(Spatial annotation entries)
..........

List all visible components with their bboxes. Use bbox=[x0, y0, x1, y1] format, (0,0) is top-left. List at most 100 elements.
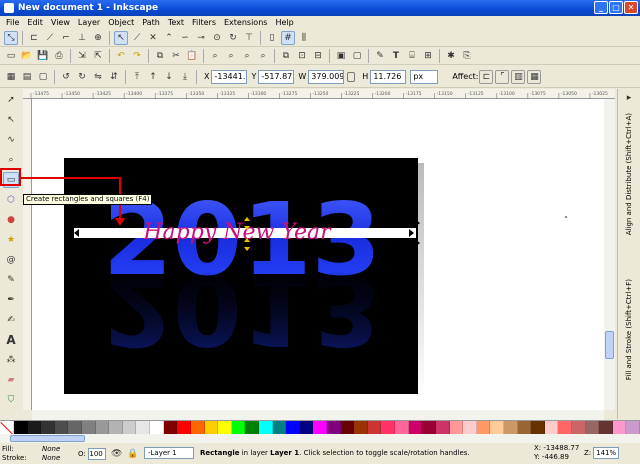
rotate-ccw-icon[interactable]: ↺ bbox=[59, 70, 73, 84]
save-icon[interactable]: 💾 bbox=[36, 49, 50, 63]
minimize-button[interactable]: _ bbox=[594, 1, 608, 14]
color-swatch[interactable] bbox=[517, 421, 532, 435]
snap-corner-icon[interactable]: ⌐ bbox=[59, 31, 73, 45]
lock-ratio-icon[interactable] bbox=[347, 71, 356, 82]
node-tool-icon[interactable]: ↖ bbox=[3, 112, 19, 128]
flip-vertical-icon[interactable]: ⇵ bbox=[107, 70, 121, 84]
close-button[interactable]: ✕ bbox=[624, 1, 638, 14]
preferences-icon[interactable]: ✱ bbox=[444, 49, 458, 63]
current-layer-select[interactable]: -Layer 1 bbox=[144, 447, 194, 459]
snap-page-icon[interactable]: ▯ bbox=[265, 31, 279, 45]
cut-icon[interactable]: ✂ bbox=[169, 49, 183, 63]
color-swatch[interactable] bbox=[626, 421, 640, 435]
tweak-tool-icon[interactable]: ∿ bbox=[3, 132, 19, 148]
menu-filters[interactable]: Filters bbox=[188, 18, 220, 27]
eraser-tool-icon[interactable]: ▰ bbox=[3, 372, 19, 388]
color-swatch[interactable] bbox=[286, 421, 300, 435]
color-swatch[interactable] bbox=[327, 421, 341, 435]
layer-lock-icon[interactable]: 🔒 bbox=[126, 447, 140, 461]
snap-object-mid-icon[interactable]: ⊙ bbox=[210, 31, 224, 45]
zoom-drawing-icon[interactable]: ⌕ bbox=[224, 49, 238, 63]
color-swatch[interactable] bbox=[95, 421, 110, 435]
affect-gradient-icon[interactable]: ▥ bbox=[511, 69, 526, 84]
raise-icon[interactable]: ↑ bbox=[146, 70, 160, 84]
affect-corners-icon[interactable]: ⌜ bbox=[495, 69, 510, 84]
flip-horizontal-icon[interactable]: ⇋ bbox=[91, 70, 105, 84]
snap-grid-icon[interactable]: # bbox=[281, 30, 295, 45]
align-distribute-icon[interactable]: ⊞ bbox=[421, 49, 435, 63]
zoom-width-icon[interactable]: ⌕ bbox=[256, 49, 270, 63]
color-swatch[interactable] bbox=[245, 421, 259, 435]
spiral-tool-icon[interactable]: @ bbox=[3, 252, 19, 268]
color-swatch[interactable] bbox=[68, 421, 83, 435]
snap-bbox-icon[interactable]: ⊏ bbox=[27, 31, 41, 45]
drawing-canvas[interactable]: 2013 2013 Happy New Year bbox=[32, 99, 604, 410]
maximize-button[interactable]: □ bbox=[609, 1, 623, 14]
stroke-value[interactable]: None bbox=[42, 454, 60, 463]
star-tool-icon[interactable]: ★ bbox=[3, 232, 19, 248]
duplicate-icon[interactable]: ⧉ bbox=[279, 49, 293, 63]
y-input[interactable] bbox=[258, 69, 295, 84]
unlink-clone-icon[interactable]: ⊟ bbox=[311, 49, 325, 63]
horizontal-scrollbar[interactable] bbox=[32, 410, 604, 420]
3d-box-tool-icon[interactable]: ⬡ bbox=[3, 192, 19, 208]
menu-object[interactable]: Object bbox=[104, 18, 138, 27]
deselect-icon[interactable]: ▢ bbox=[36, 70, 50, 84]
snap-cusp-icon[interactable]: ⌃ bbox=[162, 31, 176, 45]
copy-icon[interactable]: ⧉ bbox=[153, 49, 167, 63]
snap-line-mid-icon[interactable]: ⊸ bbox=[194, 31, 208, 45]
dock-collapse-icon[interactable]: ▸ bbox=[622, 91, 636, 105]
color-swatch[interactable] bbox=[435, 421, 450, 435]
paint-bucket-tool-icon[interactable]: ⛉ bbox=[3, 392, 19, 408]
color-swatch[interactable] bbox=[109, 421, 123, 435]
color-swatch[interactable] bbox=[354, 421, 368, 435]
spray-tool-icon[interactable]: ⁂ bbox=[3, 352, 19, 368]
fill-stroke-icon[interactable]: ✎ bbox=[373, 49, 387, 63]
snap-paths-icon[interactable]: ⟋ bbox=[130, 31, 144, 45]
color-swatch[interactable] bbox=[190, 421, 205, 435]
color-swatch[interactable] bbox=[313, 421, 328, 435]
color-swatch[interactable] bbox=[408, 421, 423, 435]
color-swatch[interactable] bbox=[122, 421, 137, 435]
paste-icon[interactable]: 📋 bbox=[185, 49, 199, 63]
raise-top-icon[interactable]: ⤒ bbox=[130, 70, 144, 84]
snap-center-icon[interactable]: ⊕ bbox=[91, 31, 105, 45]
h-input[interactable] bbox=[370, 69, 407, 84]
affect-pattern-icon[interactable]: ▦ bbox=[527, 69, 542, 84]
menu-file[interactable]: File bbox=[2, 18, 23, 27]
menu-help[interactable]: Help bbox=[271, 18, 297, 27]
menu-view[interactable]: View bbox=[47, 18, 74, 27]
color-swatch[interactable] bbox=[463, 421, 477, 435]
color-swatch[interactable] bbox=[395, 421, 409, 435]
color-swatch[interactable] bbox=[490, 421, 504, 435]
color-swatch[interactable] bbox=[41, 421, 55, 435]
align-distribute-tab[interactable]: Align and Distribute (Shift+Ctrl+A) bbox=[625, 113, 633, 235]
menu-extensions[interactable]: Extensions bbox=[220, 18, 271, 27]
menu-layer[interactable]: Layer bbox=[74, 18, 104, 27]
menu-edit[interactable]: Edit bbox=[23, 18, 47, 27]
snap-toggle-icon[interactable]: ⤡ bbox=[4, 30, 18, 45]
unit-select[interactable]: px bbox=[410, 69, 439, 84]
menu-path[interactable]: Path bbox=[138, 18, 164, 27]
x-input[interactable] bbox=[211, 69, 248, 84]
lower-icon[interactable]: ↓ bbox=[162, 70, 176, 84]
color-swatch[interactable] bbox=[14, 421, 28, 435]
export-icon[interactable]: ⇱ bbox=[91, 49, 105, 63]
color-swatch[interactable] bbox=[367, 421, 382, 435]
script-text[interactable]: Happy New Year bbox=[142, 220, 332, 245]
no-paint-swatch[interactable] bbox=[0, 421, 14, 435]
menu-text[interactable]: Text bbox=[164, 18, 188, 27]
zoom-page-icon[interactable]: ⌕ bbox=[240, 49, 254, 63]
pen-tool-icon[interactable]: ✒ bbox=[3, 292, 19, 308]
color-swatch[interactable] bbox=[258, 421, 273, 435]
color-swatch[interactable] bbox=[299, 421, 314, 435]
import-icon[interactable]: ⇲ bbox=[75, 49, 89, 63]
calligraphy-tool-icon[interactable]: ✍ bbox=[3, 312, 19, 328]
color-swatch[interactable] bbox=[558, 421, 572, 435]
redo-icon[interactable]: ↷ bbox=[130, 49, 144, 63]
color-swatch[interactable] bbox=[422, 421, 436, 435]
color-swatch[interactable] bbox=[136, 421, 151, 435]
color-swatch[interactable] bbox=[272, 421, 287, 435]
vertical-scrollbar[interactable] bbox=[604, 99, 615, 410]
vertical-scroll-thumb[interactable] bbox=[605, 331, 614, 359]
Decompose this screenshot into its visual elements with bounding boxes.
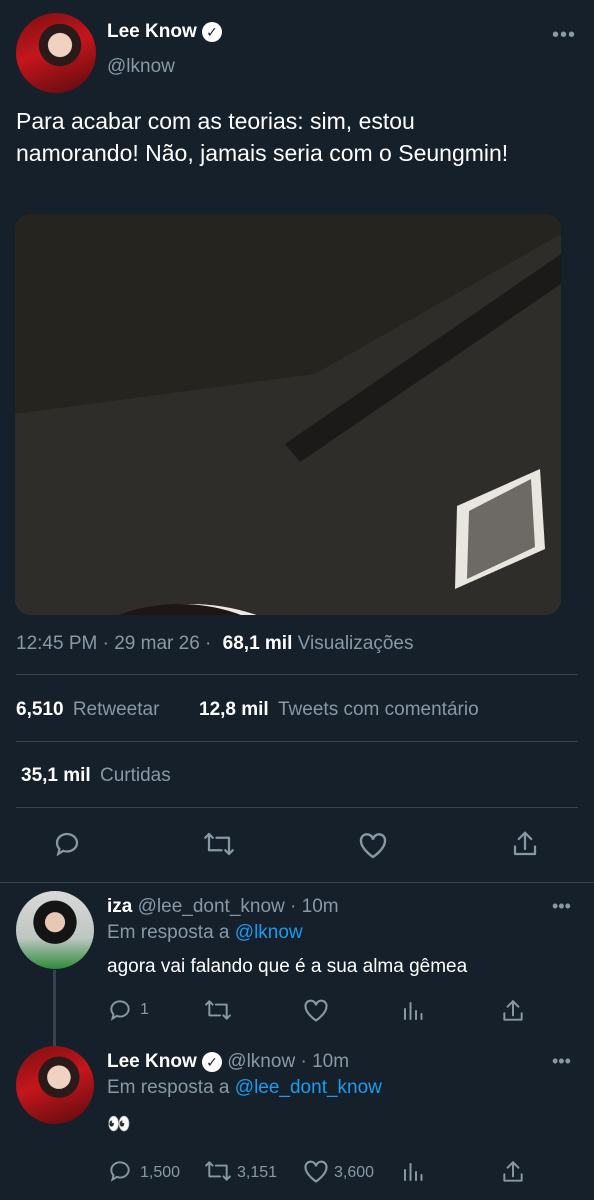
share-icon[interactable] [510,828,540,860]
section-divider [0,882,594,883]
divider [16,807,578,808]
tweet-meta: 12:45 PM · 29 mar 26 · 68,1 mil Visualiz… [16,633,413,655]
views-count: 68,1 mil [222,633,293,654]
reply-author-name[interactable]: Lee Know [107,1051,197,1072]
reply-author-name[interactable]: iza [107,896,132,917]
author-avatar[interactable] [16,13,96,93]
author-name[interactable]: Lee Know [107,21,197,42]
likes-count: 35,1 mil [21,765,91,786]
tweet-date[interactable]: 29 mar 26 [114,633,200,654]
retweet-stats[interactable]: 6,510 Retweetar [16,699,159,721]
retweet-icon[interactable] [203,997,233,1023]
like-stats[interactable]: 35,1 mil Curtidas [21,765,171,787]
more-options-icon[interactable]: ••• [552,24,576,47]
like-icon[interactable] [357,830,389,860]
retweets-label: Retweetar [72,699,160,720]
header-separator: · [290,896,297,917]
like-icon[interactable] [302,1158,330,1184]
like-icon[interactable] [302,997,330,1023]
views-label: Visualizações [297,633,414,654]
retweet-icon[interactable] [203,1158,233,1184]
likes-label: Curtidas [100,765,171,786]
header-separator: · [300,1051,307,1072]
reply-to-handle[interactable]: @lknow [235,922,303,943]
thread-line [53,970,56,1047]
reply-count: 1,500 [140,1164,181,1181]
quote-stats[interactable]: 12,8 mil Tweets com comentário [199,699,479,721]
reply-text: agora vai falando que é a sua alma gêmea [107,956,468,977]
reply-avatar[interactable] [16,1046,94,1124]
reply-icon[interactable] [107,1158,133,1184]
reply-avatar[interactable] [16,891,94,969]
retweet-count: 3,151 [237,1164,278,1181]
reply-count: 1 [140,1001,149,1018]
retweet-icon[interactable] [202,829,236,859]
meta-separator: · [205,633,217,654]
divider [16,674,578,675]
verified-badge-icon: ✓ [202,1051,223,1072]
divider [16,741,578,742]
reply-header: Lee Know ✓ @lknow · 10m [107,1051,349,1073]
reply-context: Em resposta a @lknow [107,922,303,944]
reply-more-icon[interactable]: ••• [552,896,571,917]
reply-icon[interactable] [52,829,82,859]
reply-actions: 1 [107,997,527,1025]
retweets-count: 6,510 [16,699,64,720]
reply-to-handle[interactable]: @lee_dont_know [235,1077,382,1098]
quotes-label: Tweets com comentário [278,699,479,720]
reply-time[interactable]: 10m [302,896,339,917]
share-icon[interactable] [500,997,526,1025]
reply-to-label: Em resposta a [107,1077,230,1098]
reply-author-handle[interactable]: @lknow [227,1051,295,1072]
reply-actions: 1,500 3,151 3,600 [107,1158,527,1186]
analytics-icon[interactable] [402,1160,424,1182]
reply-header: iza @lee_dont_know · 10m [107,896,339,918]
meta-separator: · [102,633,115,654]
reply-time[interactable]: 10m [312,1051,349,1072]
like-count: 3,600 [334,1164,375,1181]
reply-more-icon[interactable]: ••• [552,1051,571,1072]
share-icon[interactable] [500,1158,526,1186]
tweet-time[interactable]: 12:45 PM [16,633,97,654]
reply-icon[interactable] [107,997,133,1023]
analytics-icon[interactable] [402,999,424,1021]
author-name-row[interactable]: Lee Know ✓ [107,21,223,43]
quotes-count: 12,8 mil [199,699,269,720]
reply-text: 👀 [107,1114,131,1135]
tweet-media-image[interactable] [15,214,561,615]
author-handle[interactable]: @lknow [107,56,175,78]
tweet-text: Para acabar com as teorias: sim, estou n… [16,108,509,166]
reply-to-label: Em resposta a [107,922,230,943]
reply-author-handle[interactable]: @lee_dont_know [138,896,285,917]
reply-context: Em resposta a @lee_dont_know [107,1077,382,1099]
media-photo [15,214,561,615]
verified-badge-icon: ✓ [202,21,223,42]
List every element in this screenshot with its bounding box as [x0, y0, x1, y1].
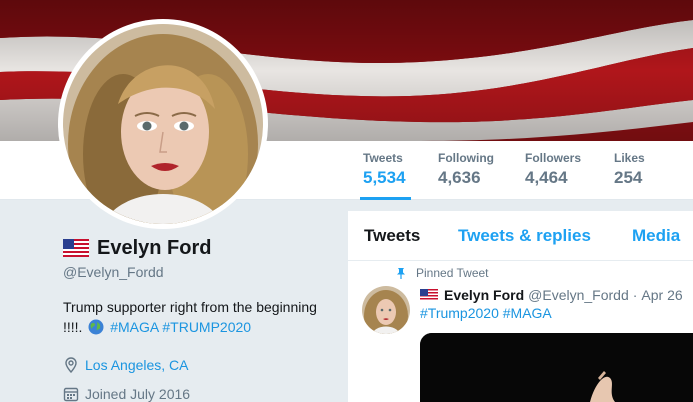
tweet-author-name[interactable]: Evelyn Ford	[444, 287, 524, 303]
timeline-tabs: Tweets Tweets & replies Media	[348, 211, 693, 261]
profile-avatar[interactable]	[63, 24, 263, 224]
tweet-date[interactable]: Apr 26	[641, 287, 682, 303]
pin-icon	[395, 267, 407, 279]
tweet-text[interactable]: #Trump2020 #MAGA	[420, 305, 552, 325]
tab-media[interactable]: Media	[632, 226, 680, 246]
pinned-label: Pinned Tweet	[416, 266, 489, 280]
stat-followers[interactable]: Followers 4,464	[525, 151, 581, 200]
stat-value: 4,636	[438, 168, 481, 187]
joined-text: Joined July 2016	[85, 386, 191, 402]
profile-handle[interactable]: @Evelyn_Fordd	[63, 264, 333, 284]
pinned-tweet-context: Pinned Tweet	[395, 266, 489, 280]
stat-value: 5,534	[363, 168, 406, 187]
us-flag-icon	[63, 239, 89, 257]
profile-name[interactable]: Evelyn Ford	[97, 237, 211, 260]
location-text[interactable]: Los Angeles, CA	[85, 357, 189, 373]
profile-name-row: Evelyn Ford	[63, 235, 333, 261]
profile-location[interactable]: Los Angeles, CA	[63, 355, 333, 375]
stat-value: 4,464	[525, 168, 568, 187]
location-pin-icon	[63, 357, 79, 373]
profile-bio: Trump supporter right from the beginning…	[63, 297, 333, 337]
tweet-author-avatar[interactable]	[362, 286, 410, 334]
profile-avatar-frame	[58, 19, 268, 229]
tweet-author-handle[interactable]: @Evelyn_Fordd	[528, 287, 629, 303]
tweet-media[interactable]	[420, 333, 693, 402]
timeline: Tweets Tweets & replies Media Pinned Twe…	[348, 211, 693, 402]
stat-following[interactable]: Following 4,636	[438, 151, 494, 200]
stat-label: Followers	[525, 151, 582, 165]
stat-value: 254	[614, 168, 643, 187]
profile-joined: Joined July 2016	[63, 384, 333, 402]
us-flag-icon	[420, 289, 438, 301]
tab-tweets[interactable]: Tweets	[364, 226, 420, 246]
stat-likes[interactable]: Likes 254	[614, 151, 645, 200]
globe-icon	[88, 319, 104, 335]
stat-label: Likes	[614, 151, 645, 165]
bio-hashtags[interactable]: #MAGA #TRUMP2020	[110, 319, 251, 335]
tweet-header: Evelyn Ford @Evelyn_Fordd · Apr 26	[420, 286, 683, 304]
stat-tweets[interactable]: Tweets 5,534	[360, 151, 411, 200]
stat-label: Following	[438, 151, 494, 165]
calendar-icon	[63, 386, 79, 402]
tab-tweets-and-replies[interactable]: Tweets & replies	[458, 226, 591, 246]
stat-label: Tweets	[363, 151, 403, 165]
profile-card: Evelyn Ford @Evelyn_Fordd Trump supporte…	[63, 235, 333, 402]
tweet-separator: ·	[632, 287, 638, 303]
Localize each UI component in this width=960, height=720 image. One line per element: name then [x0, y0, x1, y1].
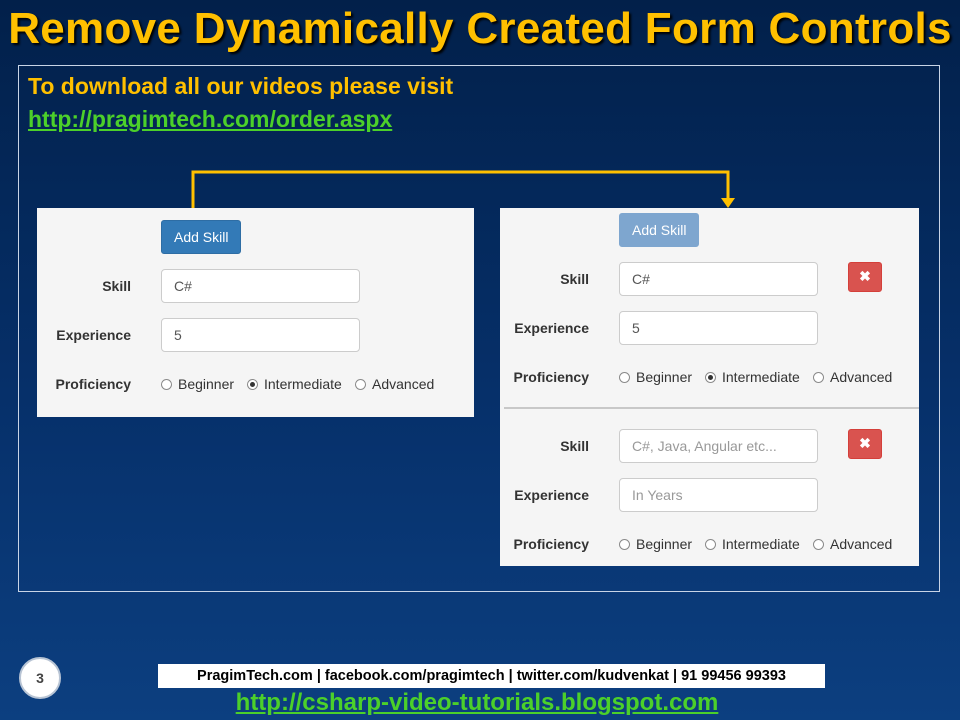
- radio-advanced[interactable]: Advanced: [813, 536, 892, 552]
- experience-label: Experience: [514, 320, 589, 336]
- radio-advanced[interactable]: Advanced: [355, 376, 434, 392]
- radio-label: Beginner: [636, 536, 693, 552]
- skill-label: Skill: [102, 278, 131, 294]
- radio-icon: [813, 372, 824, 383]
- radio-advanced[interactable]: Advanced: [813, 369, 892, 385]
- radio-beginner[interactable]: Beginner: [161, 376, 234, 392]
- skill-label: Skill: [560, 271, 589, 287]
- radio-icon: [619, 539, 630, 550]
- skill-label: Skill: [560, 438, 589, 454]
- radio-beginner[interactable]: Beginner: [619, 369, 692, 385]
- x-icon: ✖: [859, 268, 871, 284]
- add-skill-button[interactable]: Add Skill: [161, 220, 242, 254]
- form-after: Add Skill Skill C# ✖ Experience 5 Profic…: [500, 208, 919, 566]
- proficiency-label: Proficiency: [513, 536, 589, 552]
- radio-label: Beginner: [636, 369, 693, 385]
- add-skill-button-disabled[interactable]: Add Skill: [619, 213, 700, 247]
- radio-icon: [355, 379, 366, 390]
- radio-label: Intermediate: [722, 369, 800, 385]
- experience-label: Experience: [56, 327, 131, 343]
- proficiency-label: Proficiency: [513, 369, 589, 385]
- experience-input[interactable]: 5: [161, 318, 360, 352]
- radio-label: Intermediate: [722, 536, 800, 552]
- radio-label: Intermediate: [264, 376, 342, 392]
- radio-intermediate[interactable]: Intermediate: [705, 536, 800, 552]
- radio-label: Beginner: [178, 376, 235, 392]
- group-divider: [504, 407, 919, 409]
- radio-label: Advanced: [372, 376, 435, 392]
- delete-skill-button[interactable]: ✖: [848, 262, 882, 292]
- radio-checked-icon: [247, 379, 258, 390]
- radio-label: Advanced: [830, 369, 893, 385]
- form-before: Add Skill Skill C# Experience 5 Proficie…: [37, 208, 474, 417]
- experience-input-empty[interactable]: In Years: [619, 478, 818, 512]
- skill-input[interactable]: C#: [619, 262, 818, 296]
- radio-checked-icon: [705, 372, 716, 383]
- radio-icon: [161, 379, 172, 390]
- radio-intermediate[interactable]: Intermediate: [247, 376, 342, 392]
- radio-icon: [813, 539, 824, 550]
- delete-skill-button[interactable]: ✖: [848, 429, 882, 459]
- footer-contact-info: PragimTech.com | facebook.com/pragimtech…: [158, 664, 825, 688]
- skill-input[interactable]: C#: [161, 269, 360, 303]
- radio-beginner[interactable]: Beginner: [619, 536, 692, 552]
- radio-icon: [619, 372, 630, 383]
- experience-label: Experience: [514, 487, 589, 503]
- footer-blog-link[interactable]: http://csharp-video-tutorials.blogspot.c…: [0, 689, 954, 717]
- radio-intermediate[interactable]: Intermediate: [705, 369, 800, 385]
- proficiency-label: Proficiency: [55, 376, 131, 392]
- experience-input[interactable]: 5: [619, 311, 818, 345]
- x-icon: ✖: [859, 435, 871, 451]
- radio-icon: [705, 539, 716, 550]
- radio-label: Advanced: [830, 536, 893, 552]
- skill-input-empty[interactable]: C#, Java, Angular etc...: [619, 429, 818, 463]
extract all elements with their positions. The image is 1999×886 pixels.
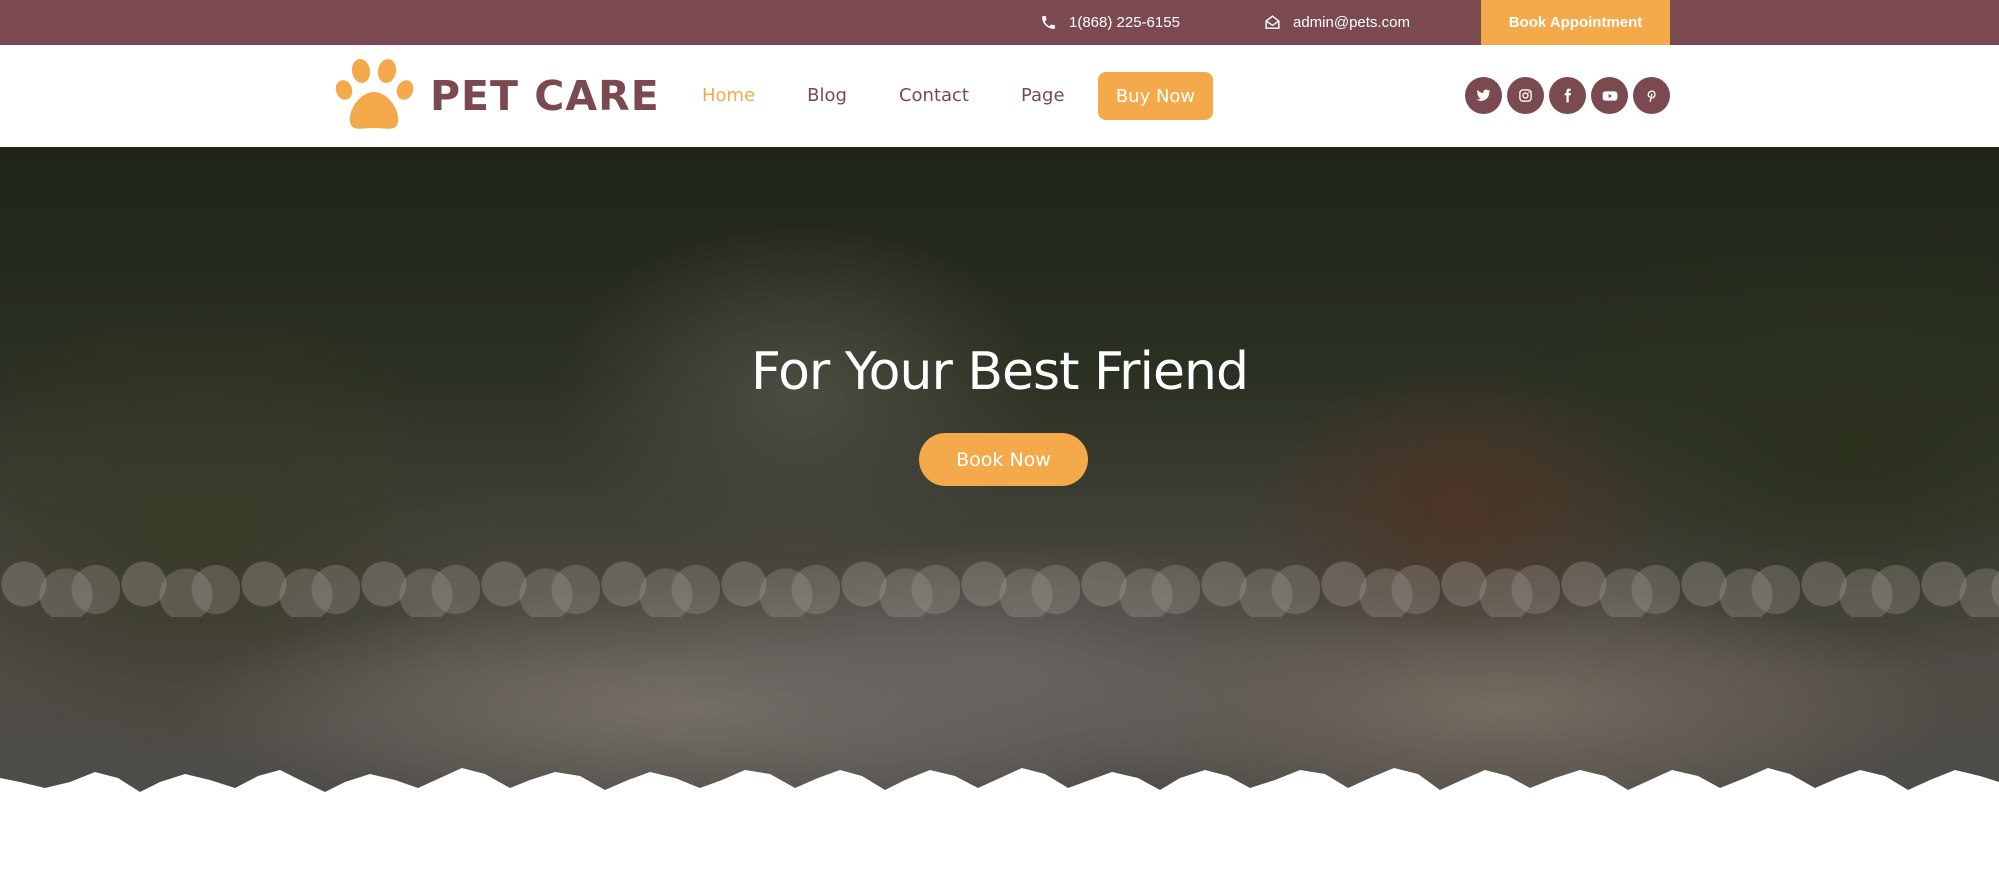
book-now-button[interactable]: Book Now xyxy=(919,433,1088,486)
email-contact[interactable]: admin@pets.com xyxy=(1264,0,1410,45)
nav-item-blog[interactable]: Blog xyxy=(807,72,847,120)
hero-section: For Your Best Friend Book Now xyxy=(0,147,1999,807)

..........

*SET PROBLEM*:
Starting at the line containing "book-now-button[interactable]: Book Now" and ending with the last of the records, rewrite the lines with "Best Friend" switched to "Furry Friend" and nothing else altered.

*CORRECT RESPONSE*:
book-now-button[interactable]: Book Now xyxy=(919,433,1088,486)
email-contact[interactable]: admin@pets.com xyxy=(1264,0,1410,45)
nav-item-blog[interactable]: Blog xyxy=(807,72,847,120)
hero-section: For Your Furry Friend Book Now xyxy=(0,147,1999,807)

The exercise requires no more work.